__Exercise instructions__
Reproduce every line of the material below verbatim, leaving out the pictures.

__Stored data__
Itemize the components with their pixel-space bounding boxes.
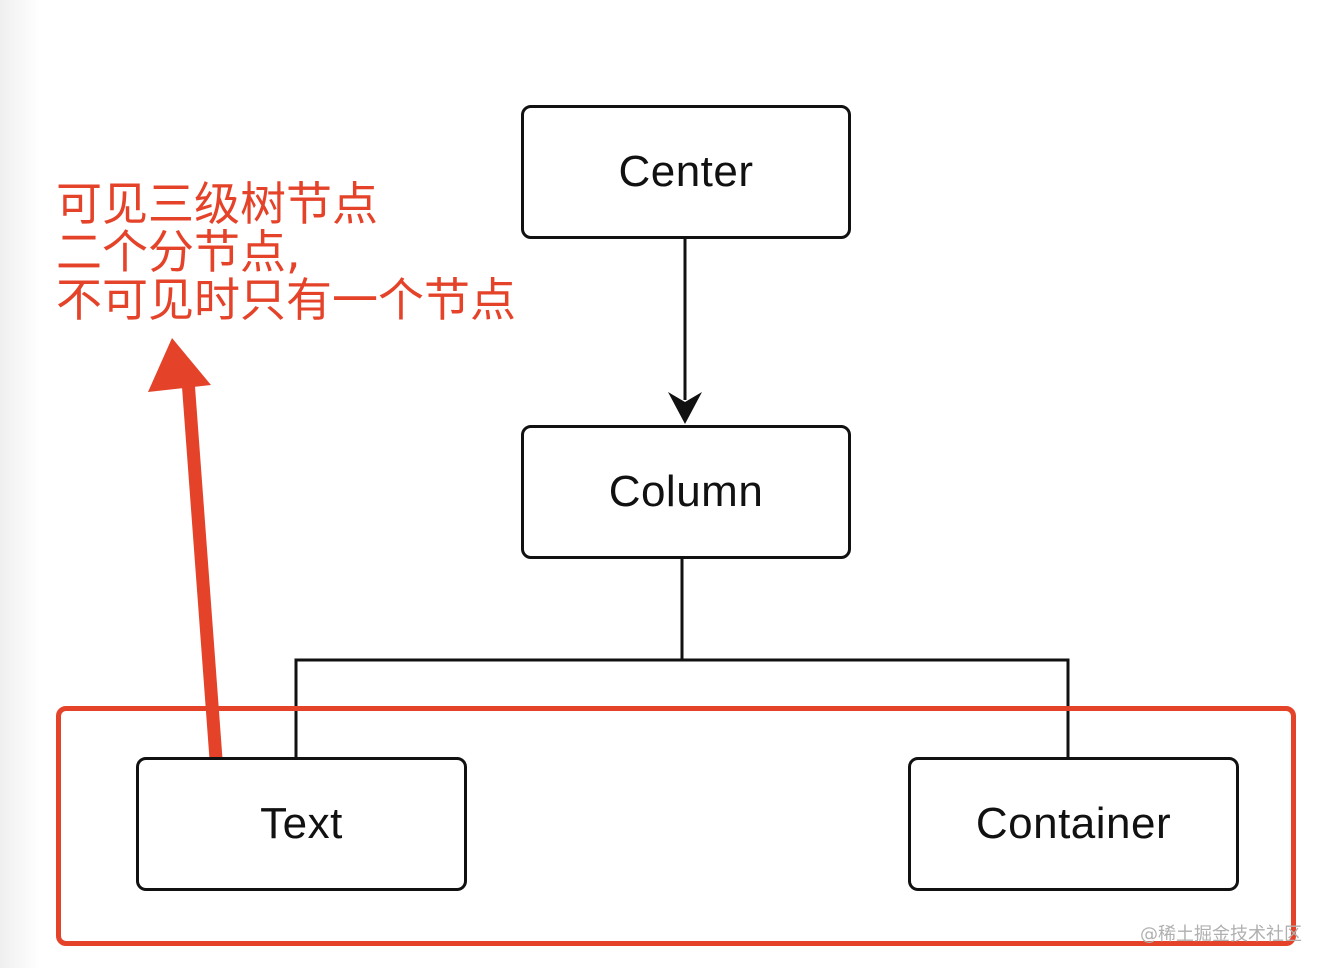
node-column: Column [521,425,851,559]
highlight-box [56,706,1296,946]
node-center-label: Center [618,147,754,196]
node-container-label: Container [975,799,1172,848]
red-arrow-shaft [181,373,225,793]
annotation-line: 不可见时只有一个节点 [56,273,516,327]
node-column-label: Column [608,467,764,516]
annotation-note: 可见三级树节点 二个分节点, 不可见时只有一个节点 [56,180,516,324]
watermark: @稀土掘金技术社区 [1140,924,1302,945]
arrowhead-icon [668,392,702,424]
node-text-label: Text [260,799,343,848]
node-container: Container [908,757,1239,891]
page-edge-shade [0,0,40,968]
node-text: Text [136,757,467,891]
annotation-line: 二个分节点, [56,225,301,279]
annotation-line: 可见三级树节点 [56,177,378,231]
red-arrow-head-icon [148,338,211,392]
node-center: Center [521,105,851,239]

__Final answer__
Itemize the components with their pixel-space bounding boxes.
node-column: Column [521,425,851,559]
highlight-box [56,706,1296,946]
node-center-label: Center [618,147,754,196]
node-container-label: Container [975,799,1172,848]
red-arrow-shaft [181,373,225,793]
annotation-line: 不可见时只有一个节点 [56,273,516,327]
node-column-label: Column [608,467,764,516]
annotation-note: 可见三级树节点 二个分节点, 不可见时只有一个节点 [56,180,516,324]
watermark: @稀土掘金技术社区 [1140,924,1302,945]
arrowhead-icon [668,392,702,424]
node-text-label: Text [260,799,343,848]
node-container: Container [908,757,1239,891]
page-edge-shade [0,0,40,968]
node-text: Text [136,757,467,891]
annotation-line: 二个分节点, [56,225,301,279]
annotation-line: 可见三级树节点 [56,177,378,231]
red-arrow-head-icon [148,338,211,392]
node-center: Center [521,105,851,239]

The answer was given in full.